- _Exercise instructions_
Provide an exact transcription of all the records.

Excerpt from a dataset
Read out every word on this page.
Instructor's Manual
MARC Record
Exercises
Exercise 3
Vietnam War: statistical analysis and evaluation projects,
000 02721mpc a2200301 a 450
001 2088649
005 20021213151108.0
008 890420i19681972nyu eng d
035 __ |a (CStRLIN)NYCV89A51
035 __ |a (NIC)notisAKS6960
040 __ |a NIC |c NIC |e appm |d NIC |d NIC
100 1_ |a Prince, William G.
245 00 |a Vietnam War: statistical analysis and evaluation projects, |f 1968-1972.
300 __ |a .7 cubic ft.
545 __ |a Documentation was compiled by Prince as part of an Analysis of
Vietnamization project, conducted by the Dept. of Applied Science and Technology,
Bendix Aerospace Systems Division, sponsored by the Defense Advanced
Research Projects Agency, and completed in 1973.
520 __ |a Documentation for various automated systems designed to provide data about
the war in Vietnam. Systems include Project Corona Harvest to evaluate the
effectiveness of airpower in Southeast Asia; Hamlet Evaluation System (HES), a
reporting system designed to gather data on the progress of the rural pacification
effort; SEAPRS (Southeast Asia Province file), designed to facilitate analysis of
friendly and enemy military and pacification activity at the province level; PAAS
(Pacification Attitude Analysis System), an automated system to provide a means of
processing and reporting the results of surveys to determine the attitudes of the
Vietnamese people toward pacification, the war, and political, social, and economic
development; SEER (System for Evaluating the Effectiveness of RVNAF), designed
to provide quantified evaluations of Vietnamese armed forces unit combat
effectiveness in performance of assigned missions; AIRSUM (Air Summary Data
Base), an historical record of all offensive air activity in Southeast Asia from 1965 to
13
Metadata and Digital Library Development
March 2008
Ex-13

- _Correct response_
Read out every word on this page.
Instructor's Manual
MARC Record
Exercises
Exercise 3
Vietnam War: statistical analysis and evaluation projects,
000 02721mpc a2200301 a 450
001 2088649
005 20021213151108.0
008 890420i19681972nyu eng d
035 __ |a (CStRLIN)NYCV89A51
035 __ |a (NIC)notisAKS6960
040 __ |a NIC |c NIC |e appm |d NIC |d NIC
100 1_ |a Prince, William G.
245 00 |a Vietnam War: statistical analysis and evaluation projects, |f 1968-1972.
300 __ |a .7 cubic ft.
545 __ |a Documentation was compiled by Prince as part of an Analysis of
Vietnamization project, conducted by the Dept. of Applied Science and Technology,
Bendix Aerospace Systems Division, sponsored by the Defense Advanced
Research Projects Agency, and completed in 1973.
520 __ |a Documentation for various automated systems designed to provide data about
the war in Vietnam. Systems include Project Corona Harvest to evaluate the
effectiveness of airpower in Southeast Asia; Hamlet Evaluation System (HES), a
reporting system designed to gather data on the progress of the rural pacification
effort; SEAPRS (Southeast Asia Province file), designed to facilitate analysis of
friendly and enemy military and pacification activity at the province level; PAAS
(Pacification Attitude Analysis System), an automated system to provide a means of
processing and reporting the results of surveys to determine the attitudes of the
Vietnamese people toward pacification, the war, and political, social, and economic
development; SEER (System for Evaluating the Effectiveness of RVNAF), designed
to provide quantified evaluations of Vietnamese armed forces unit combat
effectiveness in performance of assigned missions; AIRSUM (Air Summary Data
Base), an historical record of all offensive air activity in Southeast Asia from 1965 to
13
Metadata and Digital Library Development
March 2008
Ex-13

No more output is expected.